[Dataset records on visual material]
┏━━

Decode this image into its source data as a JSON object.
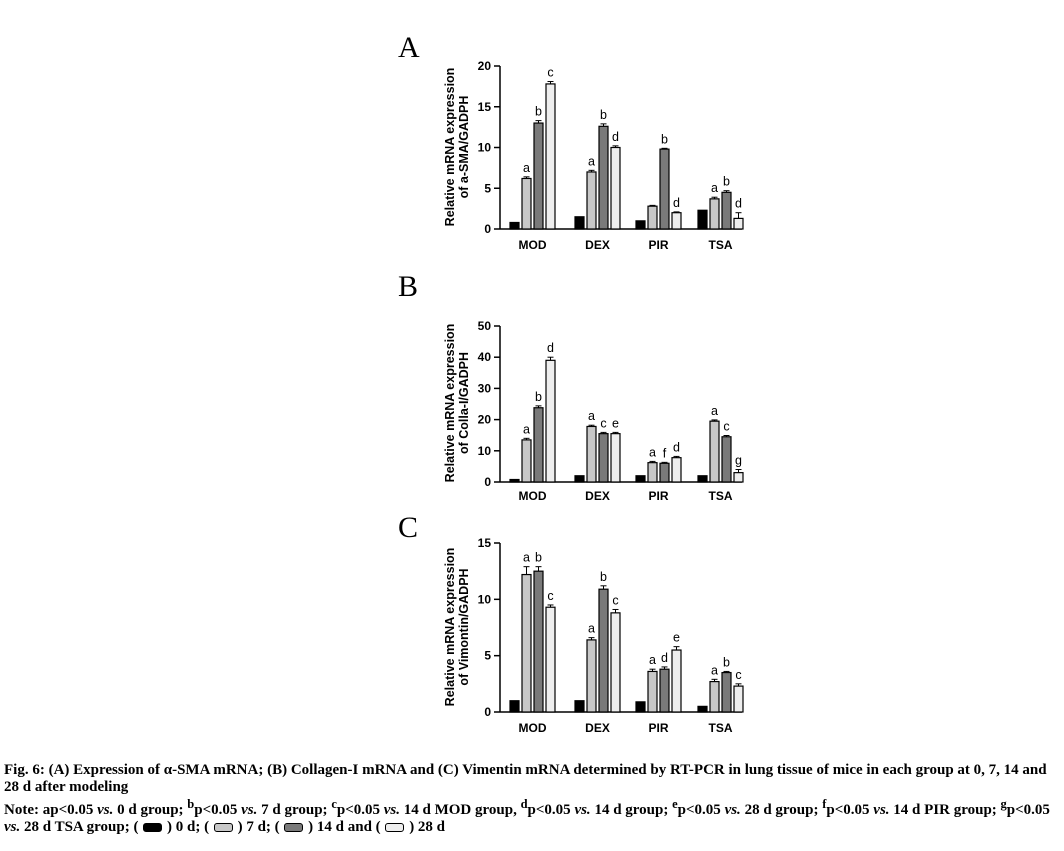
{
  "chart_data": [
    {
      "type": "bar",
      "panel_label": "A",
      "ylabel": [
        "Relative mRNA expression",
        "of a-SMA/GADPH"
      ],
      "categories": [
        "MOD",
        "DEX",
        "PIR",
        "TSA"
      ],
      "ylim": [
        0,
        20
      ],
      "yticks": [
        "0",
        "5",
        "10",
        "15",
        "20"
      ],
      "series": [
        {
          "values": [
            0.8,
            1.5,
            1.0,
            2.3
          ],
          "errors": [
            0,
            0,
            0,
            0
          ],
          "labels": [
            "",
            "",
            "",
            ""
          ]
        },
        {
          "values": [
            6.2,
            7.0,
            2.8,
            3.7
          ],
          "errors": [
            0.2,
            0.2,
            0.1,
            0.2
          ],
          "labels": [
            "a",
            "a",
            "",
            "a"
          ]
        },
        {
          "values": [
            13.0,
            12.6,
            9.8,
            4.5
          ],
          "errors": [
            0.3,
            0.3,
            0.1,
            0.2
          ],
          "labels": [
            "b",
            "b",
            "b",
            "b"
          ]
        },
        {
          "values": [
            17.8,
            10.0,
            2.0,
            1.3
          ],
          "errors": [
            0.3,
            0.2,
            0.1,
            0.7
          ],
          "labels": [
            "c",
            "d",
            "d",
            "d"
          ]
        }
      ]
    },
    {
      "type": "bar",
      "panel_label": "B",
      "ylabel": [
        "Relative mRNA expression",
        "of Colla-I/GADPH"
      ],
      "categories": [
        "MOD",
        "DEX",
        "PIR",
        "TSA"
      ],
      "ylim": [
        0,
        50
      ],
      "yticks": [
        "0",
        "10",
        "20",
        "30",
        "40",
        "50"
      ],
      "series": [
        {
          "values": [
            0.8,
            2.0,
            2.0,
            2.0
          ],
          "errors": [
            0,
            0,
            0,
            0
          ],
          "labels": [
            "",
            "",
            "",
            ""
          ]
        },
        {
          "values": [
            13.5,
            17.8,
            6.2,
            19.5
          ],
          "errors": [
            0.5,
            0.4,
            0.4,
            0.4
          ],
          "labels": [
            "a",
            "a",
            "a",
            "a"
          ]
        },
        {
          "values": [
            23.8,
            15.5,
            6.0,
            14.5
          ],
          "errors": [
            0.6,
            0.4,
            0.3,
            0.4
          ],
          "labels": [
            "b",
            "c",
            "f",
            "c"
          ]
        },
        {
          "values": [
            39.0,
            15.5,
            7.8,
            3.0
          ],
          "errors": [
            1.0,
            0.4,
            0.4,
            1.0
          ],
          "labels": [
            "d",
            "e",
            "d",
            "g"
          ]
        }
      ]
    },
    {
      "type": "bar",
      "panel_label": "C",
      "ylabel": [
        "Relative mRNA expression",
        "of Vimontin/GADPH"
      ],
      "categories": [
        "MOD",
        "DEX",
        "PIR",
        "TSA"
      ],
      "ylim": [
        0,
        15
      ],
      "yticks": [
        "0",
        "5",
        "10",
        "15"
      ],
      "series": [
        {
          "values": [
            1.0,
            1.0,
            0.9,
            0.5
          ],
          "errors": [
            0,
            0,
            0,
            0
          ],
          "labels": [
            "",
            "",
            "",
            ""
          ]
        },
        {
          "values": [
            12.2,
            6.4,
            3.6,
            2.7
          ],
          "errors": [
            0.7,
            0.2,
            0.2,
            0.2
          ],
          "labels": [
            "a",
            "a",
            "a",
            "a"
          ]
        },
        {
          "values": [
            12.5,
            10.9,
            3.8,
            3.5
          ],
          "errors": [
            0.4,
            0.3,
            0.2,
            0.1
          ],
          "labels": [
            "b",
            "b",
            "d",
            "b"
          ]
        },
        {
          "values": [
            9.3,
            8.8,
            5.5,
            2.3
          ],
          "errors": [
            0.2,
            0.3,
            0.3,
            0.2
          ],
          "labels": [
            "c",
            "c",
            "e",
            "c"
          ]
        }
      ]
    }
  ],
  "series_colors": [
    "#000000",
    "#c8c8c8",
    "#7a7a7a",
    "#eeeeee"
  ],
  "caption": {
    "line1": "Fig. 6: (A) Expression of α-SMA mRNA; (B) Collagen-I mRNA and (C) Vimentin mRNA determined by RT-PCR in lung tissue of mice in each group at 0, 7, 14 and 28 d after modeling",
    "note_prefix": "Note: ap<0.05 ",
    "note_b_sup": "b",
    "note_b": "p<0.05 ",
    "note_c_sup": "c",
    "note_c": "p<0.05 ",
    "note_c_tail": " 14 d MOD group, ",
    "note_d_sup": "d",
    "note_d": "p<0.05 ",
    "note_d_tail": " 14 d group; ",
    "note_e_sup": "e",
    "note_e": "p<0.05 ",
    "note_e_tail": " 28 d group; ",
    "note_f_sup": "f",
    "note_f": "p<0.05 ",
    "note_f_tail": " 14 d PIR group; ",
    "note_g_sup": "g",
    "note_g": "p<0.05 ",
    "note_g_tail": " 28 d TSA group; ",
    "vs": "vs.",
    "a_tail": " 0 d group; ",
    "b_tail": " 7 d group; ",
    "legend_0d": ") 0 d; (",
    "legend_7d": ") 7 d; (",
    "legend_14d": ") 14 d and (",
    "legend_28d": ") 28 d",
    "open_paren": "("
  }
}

┗━━

• **Task goal**
Leave out the pictures, then give all the records again exactly.

• **Task output**
Decode this image into its source data as a JSON object.
{
  "chart_data": [
    {
      "type": "bar",
      "panel_label": "A",
      "ylabel": [
        "Relative mRNA expression",
        "of a-SMA/GADPH"
      ],
      "categories": [
        "MOD",
        "DEX",
        "PIR",
        "TSA"
      ],
      "ylim": [
        0,
        20
      ],
      "yticks": [
        "0",
        "5",
        "10",
        "15",
        "20"
      ],
      "series": [
        {
          "values": [
            0.8,
            1.5,
            1.0,
            2.3
          ],
          "errors": [
            0,
            0,
            0,
            0
          ],
          "labels": [
            "",
            "",
            "",
            ""
          ]
        },
        {
          "values": [
            6.2,
            7.0,
            2.8,
            3.7
          ],
          "errors": [
            0.2,
            0.2,
            0.1,
            0.2
          ],
          "labels": [
            "a",
            "a",
            "",
            "a"
          ]
        },
        {
          "values": [
            13.0,
            12.6,
            9.8,
            4.5
          ],
          "errors": [
            0.3,
            0.3,
            0.1,
            0.2
          ],
          "labels": [
            "b",
            "b",
            "b",
            "b"
          ]
        },
        {
          "values": [
            17.8,
            10.0,
            2.0,
            1.3
          ],
          "errors": [
            0.3,
            0.2,
            0.1,
            0.7
          ],
          "labels": [
            "c",
            "d",
            "d",
            "d"
          ]
        }
      ]
    },
    {
      "type": "bar",
      "panel_label": "B",
      "ylabel": [
        "Relative mRNA expression",
        "of Colla-I/GADPH"
      ],
      "categories": [
        "MOD",
        "DEX",
        "PIR",
        "TSA"
      ],
      "ylim": [
        0,
        50
      ],
      "yticks": [
        "0",
        "10",
        "20",
        "30",
        "40",
        "50"
      ],
      "series": [
        {
          "values": [
            0.8,
            2.0,
            2.0,
            2.0
          ],
          "errors": [
            0,
            0,
            0,
            0
          ],
          "labels": [
            "",
            "",
            "",
            ""
          ]
        },
        {
          "values": [
            13.5,
            17.8,
            6.2,
            19.5
          ],
          "errors": [
            0.5,
            0.4,
            0.4,
            0.4
          ],
          "labels": [
            "a",
            "a",
            "a",
            "a"
          ]
        },
        {
          "values": [
            23.8,
            15.5,
            6.0,
            14.5
          ],
          "errors": [
            0.6,
            0.4,
            0.3,
            0.4
          ],
          "labels": [
            "b",
            "c",
            "f",
            "c"
          ]
        },
        {
          "values": [
            39.0,
            15.5,
            7.8,
            3.0
          ],
          "errors": [
            1.0,
            0.4,
            0.4,
            1.0
          ],
          "labels": [
            "d",
            "e",
            "d",
            "g"
          ]
        }
      ]
    },
    {
      "type": "bar",
      "panel_label": "C",
      "ylabel": [
        "Relative mRNA expression",
        "of Vimontin/GADPH"
      ],
      "categories": [
        "MOD",
        "DEX",
        "PIR",
        "TSA"
      ],
      "ylim": [
        0,
        15
      ],
      "yticks": [
        "0",
        "5",
        "10",
        "15"
      ],
      "series": [
        {
          "values": [
            1.0,
            1.0,
            0.9,
            0.5
          ],
          "errors": [
            0,
            0,
            0,
            0
          ],
          "labels": [
            "",
            "",
            "",
            ""
          ]
        },
        {
          "values": [
            12.2,
            6.4,
            3.6,
            2.7
          ],
          "errors": [
            0.7,
            0.2,
            0.2,
            0.2
          ],
          "labels": [
            "a",
            "a",
            "a",
            "a"
          ]
        },
        {
          "values": [
            12.5,
            10.9,
            3.8,
            3.5
          ],
          "errors": [
            0.4,
            0.3,
            0.2,
            0.1
          ],
          "labels": [
            "b",
            "b",
            "d",
            "b"
          ]
        },
        {
          "values": [
            9.3,
            8.8,
            5.5,
            2.3
          ],
          "errors": [
            0.2,
            0.3,
            0.3,
            0.2
          ],
          "labels": [
            "c",
            "c",
            "e",
            "c"
          ]
        }
      ]
    }
  ],
  "series_colors": [
    "#000000",
    "#c8c8c8",
    "#7a7a7a",
    "#eeeeee"
  ],
  "caption": {
    "line1": "Fig. 6: (A) Expression of α-SMA mRNA; (B) Collagen-I mRNA and (C) Vimentin mRNA determined by RT-PCR in lung tissue of mice in each group at 0, 7, 14 and 28 d after modeling",
    "note_prefix": "Note: ap<0.05 ",
    "note_b_sup": "b",
    "note_b": "p<0.05 ",
    "note_c_sup": "c",
    "note_c": "p<0.05 ",
    "note_c_tail": " 14 d MOD group, ",
    "note_d_sup": "d",
    "note_d": "p<0.05 ",
    "note_d_tail": " 14 d group; ",
    "note_e_sup": "e",
    "note_e": "p<0.05 ",
    "note_e_tail": " 28 d group; ",
    "note_f_sup": "f",
    "note_f": "p<0.05 ",
    "note_f_tail": " 14 d PIR group; ",
    "note_g_sup": "g",
    "note_g": "p<0.05 ",
    "note_g_tail": " 28 d TSA group; ",
    "vs": "vs.",
    "a_tail": " 0 d group; ",
    "b_tail": " 7 d group; ",
    "legend_0d": ") 0 d; (",
    "legend_7d": ") 7 d; (",
    "legend_14d": ") 14 d and (",
    "legend_28d": ") 28 d",
    "open_paren": "("
  }
}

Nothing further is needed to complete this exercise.